--- start Input material ---

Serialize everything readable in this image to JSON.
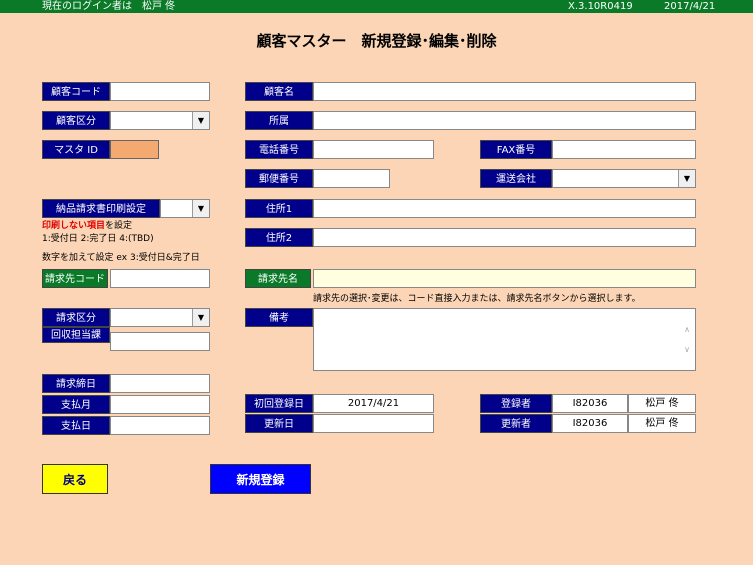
{
  "header": {
    "login_text": "現在のログイン者は　松戸 佟",
    "version": "X.3.10R0419",
    "date": "2017/4/21"
  },
  "title": "顧客マスター　新規登録･編集･削除",
  "fields": {
    "customer_code": "顧客コード",
    "customer_name": "顧客名",
    "customer_class": "顧客区分",
    "affiliation": "所属",
    "master_id": "マスタ ID",
    "phone": "電話番号",
    "fax": "FAX番号",
    "postal": "郵便番号",
    "carrier": "運送会社",
    "invoice_print": "納品請求書印刷設定",
    "address1": "住所1",
    "address2": "住所2",
    "billing_code": "請求先コード",
    "billing_name": "請求先名",
    "billing_class": "請求区分",
    "collection_dept": "回収担当課",
    "remarks": "備考",
    "closing_day": "請求締日",
    "payment_month": "支払月",
    "payment_day": "支払日",
    "first_reg_date": "初回登録日",
    "updated_date": "更新日",
    "registrant": "登録者",
    "updater": "更新者"
  },
  "notes": {
    "no_print_red": "印刷しない項目",
    "no_print_rest": "を設定",
    "codes": "1:受付日 2:完了日 4:(TBD)",
    "sum": "数字を加えて設定 ex 3:受付日&完了日",
    "billing_hint": "請求先の選択･変更は、コード直接入力または、請求先名ボタンから選択します。"
  },
  "values": {
    "first_reg_date": "2017/4/21",
    "updated_date": "",
    "registrant_id": "I82036",
    "registrant_name": "松戸 佟",
    "updater_id": "I82036",
    "updater_name": "松戸 佟"
  },
  "buttons": {
    "back": "戻る",
    "new_register": "新規登録"
  },
  "colors": {
    "background": "#FBD5B5",
    "label_bg": "#00008B",
    "green": "#0A7A28",
    "back_btn": "#FFFF00",
    "new_btn": "#0000FF"
  }
}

--- end Input material ---

» **Work to be completed**: Do not copy the pictures, but repeat every line exactly.

» **Problem solution**:
Serialize everything readable in this image to JSON.
{
  "header": {
    "login_text": "現在のログイン者は　松戸 佟",
    "version": "X.3.10R0419",
    "date": "2017/4/21"
  },
  "title": "顧客マスター　新規登録･編集･削除",
  "fields": {
    "customer_code": "顧客コード",
    "customer_name": "顧客名",
    "customer_class": "顧客区分",
    "affiliation": "所属",
    "master_id": "マスタ ID",
    "phone": "電話番号",
    "fax": "FAX番号",
    "postal": "郵便番号",
    "carrier": "運送会社",
    "invoice_print": "納品請求書印刷設定",
    "address1": "住所1",
    "address2": "住所2",
    "billing_code": "請求先コード",
    "billing_name": "請求先名",
    "billing_class": "請求区分",
    "collection_dept": "回収担当課",
    "remarks": "備考",
    "closing_day": "請求締日",
    "payment_month": "支払月",
    "payment_day": "支払日",
    "first_reg_date": "初回登録日",
    "updated_date": "更新日",
    "registrant": "登録者",
    "updater": "更新者"
  },
  "notes": {
    "no_print_red": "印刷しない項目",
    "no_print_rest": "を設定",
    "codes": "1:受付日 2:完了日 4:(TBD)",
    "sum": "数字を加えて設定 ex 3:受付日&完了日",
    "billing_hint": "請求先の選択･変更は、コード直接入力または、請求先名ボタンから選択します。"
  },
  "values": {
    "first_reg_date": "2017/4/21",
    "updated_date": "",
    "registrant_id": "I82036",
    "registrant_name": "松戸 佟",
    "updater_id": "I82036",
    "updater_name": "松戸 佟"
  },
  "buttons": {
    "back": "戻る",
    "new_register": "新規登録"
  },
  "colors": {
    "background": "#FBD5B5",
    "label_bg": "#00008B",
    "green": "#0A7A28",
    "back_btn": "#FFFF00",
    "new_btn": "#0000FF"
  }
}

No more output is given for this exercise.